## Exercise objective
Output all of the data below exactly as given.

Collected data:
--------------------------------------------------

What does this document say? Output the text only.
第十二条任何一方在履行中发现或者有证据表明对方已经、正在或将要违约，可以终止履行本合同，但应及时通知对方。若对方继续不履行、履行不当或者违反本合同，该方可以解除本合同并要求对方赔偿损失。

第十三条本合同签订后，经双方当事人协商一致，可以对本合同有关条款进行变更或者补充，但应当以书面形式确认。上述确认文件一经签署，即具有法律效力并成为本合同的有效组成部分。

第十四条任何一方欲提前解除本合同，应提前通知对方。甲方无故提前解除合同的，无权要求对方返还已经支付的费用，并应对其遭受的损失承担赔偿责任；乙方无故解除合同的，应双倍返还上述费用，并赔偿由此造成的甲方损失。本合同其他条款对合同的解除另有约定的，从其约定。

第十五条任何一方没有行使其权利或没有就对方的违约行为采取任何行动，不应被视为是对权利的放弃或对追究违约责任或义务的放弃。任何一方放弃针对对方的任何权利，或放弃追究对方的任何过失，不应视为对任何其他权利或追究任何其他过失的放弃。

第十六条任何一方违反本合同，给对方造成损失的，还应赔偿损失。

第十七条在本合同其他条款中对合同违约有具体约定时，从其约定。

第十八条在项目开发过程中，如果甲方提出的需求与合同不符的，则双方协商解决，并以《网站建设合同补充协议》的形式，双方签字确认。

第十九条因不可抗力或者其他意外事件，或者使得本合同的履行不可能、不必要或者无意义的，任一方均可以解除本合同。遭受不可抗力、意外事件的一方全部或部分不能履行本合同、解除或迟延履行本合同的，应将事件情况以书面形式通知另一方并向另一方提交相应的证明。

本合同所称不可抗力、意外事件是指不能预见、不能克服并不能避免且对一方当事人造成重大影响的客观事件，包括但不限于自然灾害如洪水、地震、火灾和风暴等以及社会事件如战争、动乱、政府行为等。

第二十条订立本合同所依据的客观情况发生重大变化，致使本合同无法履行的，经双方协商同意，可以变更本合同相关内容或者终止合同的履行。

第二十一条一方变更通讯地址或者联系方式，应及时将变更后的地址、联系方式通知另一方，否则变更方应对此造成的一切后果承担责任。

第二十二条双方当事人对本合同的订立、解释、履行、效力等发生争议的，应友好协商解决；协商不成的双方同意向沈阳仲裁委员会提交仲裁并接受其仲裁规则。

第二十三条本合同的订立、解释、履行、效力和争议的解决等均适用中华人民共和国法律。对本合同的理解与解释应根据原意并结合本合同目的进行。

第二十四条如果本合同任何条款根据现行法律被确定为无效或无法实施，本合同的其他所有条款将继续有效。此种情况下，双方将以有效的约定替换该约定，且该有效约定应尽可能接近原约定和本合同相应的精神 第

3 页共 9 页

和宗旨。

--------------------------------------------------

## Worked answer
What does this document say? Output the text only.
第十二条任何一方在履行中发现或者有证据表明对方已经、正在或将要违约，可以终止履行本合同，但应及时通知对方。若对方继续不履行、履行不当或者违反本合同，该方可以解除本合同并要求对方赔偿损失。

第十三条本合同签订后，经双方当事人协商一致，可以对本合同有关条款进行变更或者补充，但应当以书面形式确认。上述确认文件一经签署，即具有法律效力并成为本合同的有效组成部分。

第十四条任何一方欲提前解除本合同，应提前通知对方。甲方无故提前解除合同的，无权要求对方返还已经支付的费用，并应对其遭受的损失承担赔偿责任；乙方无故解除合同的，应双倍返还上述费用，并赔偿由此造成的甲方损失。本合同其他条款对合同的解除另有约定的，从其约定。

第十五条任何一方没有行使其权利或没有就对方的违约行为采取任何行动，不应被视为是对权利的放弃或对追究违约责任或义务的放弃。任何一方放弃针对对方的任何权利，或放弃追究对方的任何过失，不应视为对任何其他权利或追究任何其他过失的放弃。

第十六条任何一方违反本合同，给对方造成损失的，还应赔偿损失。

第十七条在本合同其他条款中对合同违约有具体约定时，从其约定。

第十八条在项目开发过程中，如果甲方提出的需求与合同不符的，则双方协商解决，并以《网站建设合同补充协议》的形式，双方签字确认。

第十九条因不可抗力或者其他意外事件，或者使得本合同的履行不可能、不必要或者无意义的，任一方均可以解除本合同。遭受不可抗力、意外事件的一方全部或部分不能履行本合同、解除或迟延履行本合同的，应将事件情况以书面形式通知另一方并向另一方提交相应的证明。

本合同所称不可抗力、意外事件是指不能预见、不能克服并不能避免且对一方当事人造成重大影响的客观事件，包括但不限于自然灾害如洪水、地震、火灾和风暴等以及社会事件如战争、动乱、政府行为等。

第二十条订立本合同所依据的客观情况发生重大变化，致使本合同无法履行的，经双方协商同意，可以变更本合同相关内容或者终止合同的履行。

第二十一条一方变更通讯地址或者联系方式，应及时将变更后的地址、联系方式通知另一方，否则变更方应对此造成的一切后果承担责任。

第二十二条双方当事人对本合同的订立、解释、履行、效力等发生争议的，应友好协商解决；协商不成的双方同意向沈阳仲裁委员会提交仲裁并接受其仲裁规则。

第二十三条本合同的订立、解释、履行、效力和争议的解决等均适用中华人民共和国法律。对本合同的理解与解释应根据原意并结合本合同目的进行。

第二十四条如果本合同任何条款根据现行法律被确定为无效或无法实施，本合同的其他所有条款将继续有效。此种情况下，双方将以有效的约定替换该约定，且该有效约定应尽可能接近原约定和本合同相应的精神 第

3 页共 9 页

和宗旨。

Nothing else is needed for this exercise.